• [Task]
Every record below should be transcribed exactly. Omit the images.

Records from a data collection:
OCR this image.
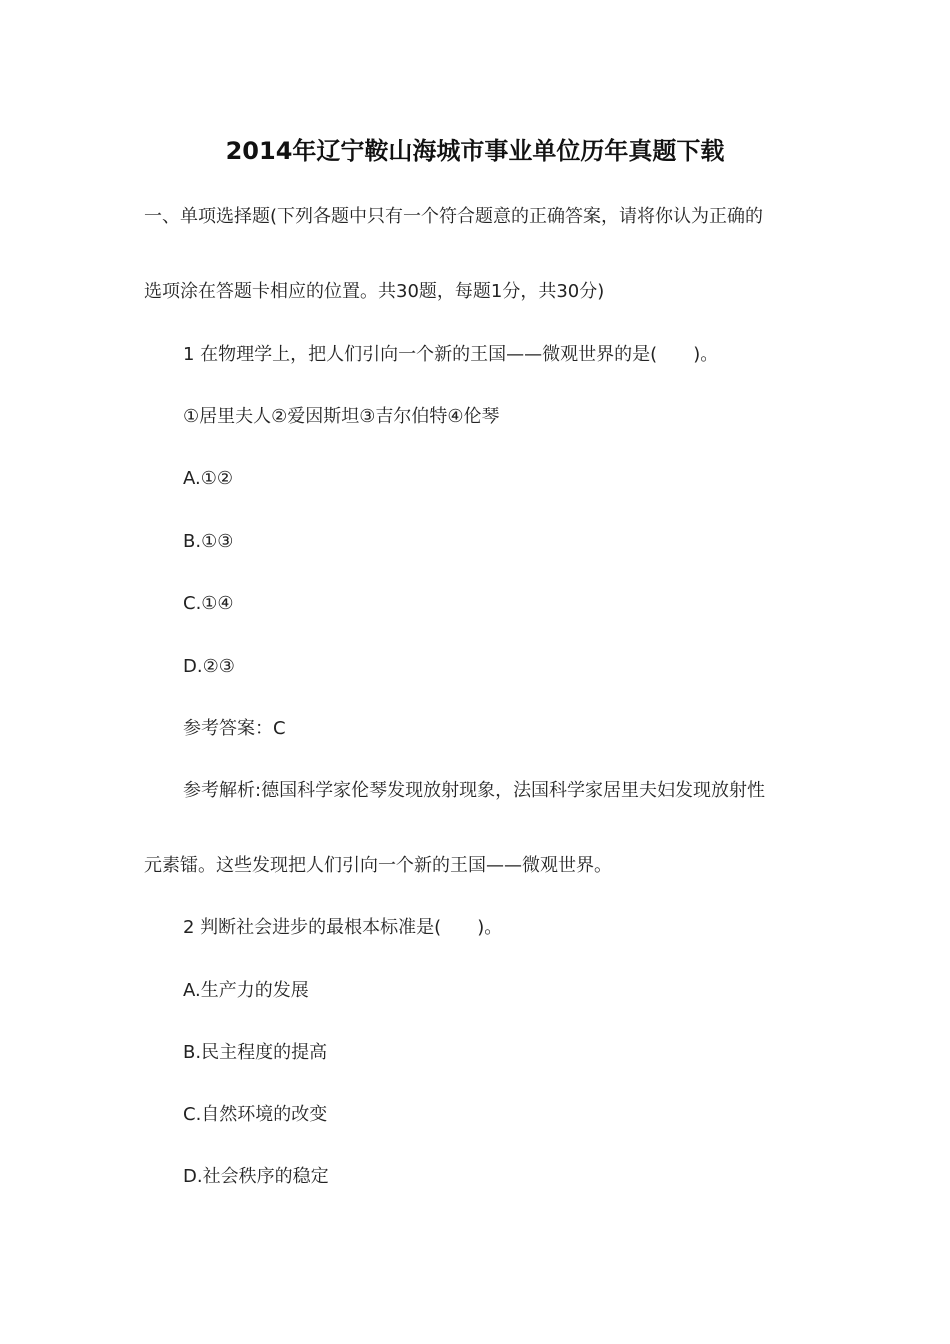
2014年辽宁鞍山海城市事业单位历年真题下载
一、单项选择题(下列各题中只有一个符合题意的正确答案，请将你认为正确的
选项涂在答题卡相应的位置。共30题，每题1分，共30分)
1 在物理学上，把人们引向一个新的王国——微观世界的是(　　)。
①居里夫人②爱因斯坦③吉尔伯特④伦琴
A.①②
B.①③
C.①④
D.②③
参考答案：C
参考解析:德国科学家伦琴发现放射现象，法国科学家居里夫妇发现放射性
元素镭。这些发现把人们引向一个新的王国——微观世界。
2 判断社会进步的最根本标准是(　　)。
A.生产力的发展
B.民主程度的提高
C.自然环境的改变
D.社会秩序的稳定
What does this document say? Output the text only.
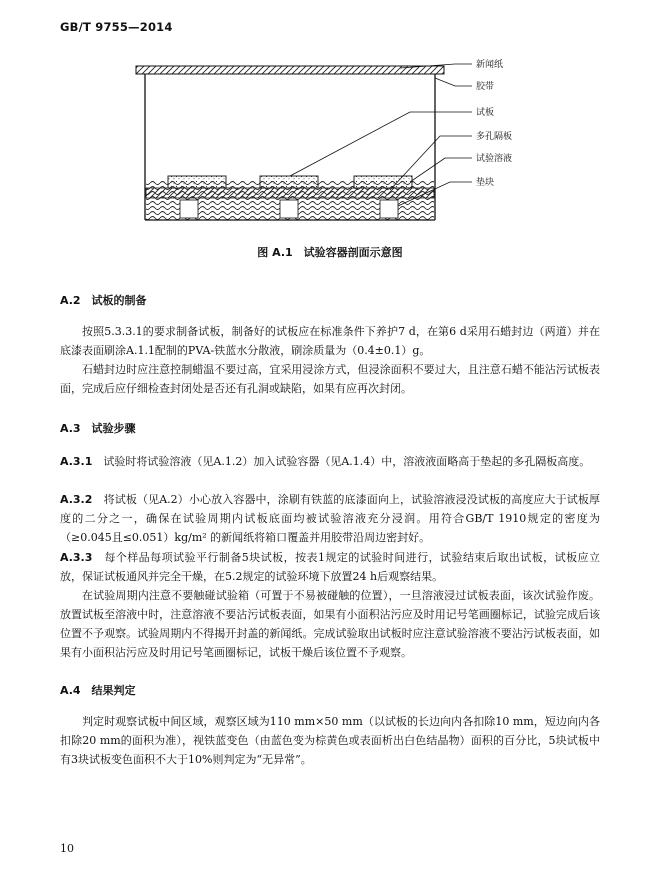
GB/T 9755—2014
新闻纸
胶带
试板
多孔隔板
试验溶液
垫块
图 A.1　试验容器剖面示意图
A.2　试板的制备
按照5.3.3.1的要求制备试板，制备好的试板应在标准条件下养护7 d，在第6 d采用石蜡封边（两道）并在底漆表面刷涂A.1.1配制的PVA-铁蓝水分散液，刷涂质量为（0.4±0.1）g。
石蜡封边时应注意控制蜡温不要过高，宜采用浸涂方式，但浸涂面积不要过大，且注意石蜡不能沾污试板表面，完成后应仔细检查封闭处是否还有孔洞或缺陷，如果有应再次封闭。
A.3　试验步骤
A.3.1　 试验时将试验溶液（见A.1.2）加入试验容器（见A.1.4）中，溶液液面略高于垫起的多孔隔板高度。
A.3.2　 将试板（见A.2）小心放入容器中，涂刷有铁蓝的底漆面向上，试验溶液浸没试板的高度应大于试板厚度的二分之一，确保在试验周期内试板底面均被试验溶液充分浸润。用符合GB/T 1910规定的密度为（≥0.045且≤0.051）kg/m² 的新闻纸将箱口覆盖并用胶带沿周边密封好。
A.3.3　 每个样品每项试验平行制备5块试板，按表1规定的试验时间进行，试验结束后取出试板，试板应立放，保证试板通风并完全干燥，在5.2规定的试验环境下放置24 h后观察结果。
在试验周期内注意不要触碰试验箱（可置于不易被碰触的位置），一旦溶液浸过试板表面，该次试验作废。放置试板至溶液中时，注意溶液不要沾污试板表面，如果有小面积沾污应及时用记号笔画圈标记，试验完成后该位置不予观察。试验周期内不得揭开封盖的新闻纸。完成试验取出试板时应注意试验溶液不要沾污试板表面，如果有小面积沾污应及时用记号笔画圈标记，试板干燥后该位置不予观察。
A.4　结果判定
判定时观察试板中间区域，观察区域为110 mm×50 mm（以试板的长边向内各扣除10 mm，短边向内各扣除20 mm的面积为准），视铁蓝变色（由蓝色变为棕黄色或表面析出白色结晶物）面积的百分比，5块试板中有3块试板变色面积不大于10%则判定为“无异常”。
10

• [Task answer]
OCR this image.
2014年辽宁鞍山海城市事业单位历年真题下载
一、单项选择题(下列各题中只有一个符合题意的正确答案，请将你认为正确的
选项涂在答题卡相应的位置。共30题，每题1分，共30分)
1 在物理学上，把人们引向一个新的王国——微观世界的是(　　)。
①居里夫人②爱因斯坦③吉尔伯特④伦琴
A.①②
B.①③
C.①④
D.②③
参考答案：C
参考解析:德国科学家伦琴发现放射现象，法国科学家居里夫妇发现放射性
元素镭。这些发现把人们引向一个新的王国——微观世界。
2 判断社会进步的最根本标准是(　　)。
A.生产力的发展
B.民主程度的提高
C.自然环境的改变
D.社会秩序的稳定
What does this document say? Output the text only.
GB/T 9755—2014
新闻纸
胶带
试板
多孔隔板
试验溶液
垫块
图 A.1　试验容器剖面示意图
A.2　试板的制备
按照5.3.3.1的要求制备试板，制备好的试板应在标准条件下养护7 d，在第6 d采用石蜡封边（两道）并在底漆表面刷涂A.1.1配制的PVA-铁蓝水分散液，刷涂质量为（0.4±0.1）g。
石蜡封边时应注意控制蜡温不要过高，宜采用浸涂方式，但浸涂面积不要过大，且注意石蜡不能沾污试板表面，完成后应仔细检查封闭处是否还有孔洞或缺陷，如果有应再次封闭。
A.3　试验步骤
A.3.1　 试验时将试验溶液（见A.1.2）加入试验容器（见A.1.4）中，溶液液面略高于垫起的多孔隔板高度。
A.3.2　 将试板（见A.2）小心放入容器中，涂刷有铁蓝的底漆面向上，试验溶液浸没试板的高度应大于试板厚度的二分之一，确保在试验周期内试板底面均被试验溶液充分浸润。用符合GB/T 1910规定的密度为（≥0.045且≤0.051）kg/m² 的新闻纸将箱口覆盖并用胶带沿周边密封好。
A.3.3　 每个样品每项试验平行制备5块试板，按表1规定的试验时间进行，试验结束后取出试板，试板应立放，保证试板通风并完全干燥，在5.2规定的试验环境下放置24 h后观察结果。
在试验周期内注意不要触碰试验箱（可置于不易被碰触的位置），一旦溶液浸过试板表面，该次试验作废。放置试板至溶液中时，注意溶液不要沾污试板表面，如果有小面积沾污应及时用记号笔画圈标记，试验完成后该位置不予观察。试验周期内不得揭开封盖的新闻纸。完成试验取出试板时应注意试验溶液不要沾污试板表面，如果有小面积沾污应及时用记号笔画圈标记，试板干燥后该位置不予观察。
A.4　结果判定
判定时观察试板中间区域，观察区域为110 mm×50 mm（以试板的长边向内各扣除10 mm，短边向内各扣除20 mm的面积为准），视铁蓝变色（由蓝色变为棕黄色或表面析出白色结晶物）面积的百分比，5块试板中有3块试板变色面积不大于10%则判定为“无异常”。
10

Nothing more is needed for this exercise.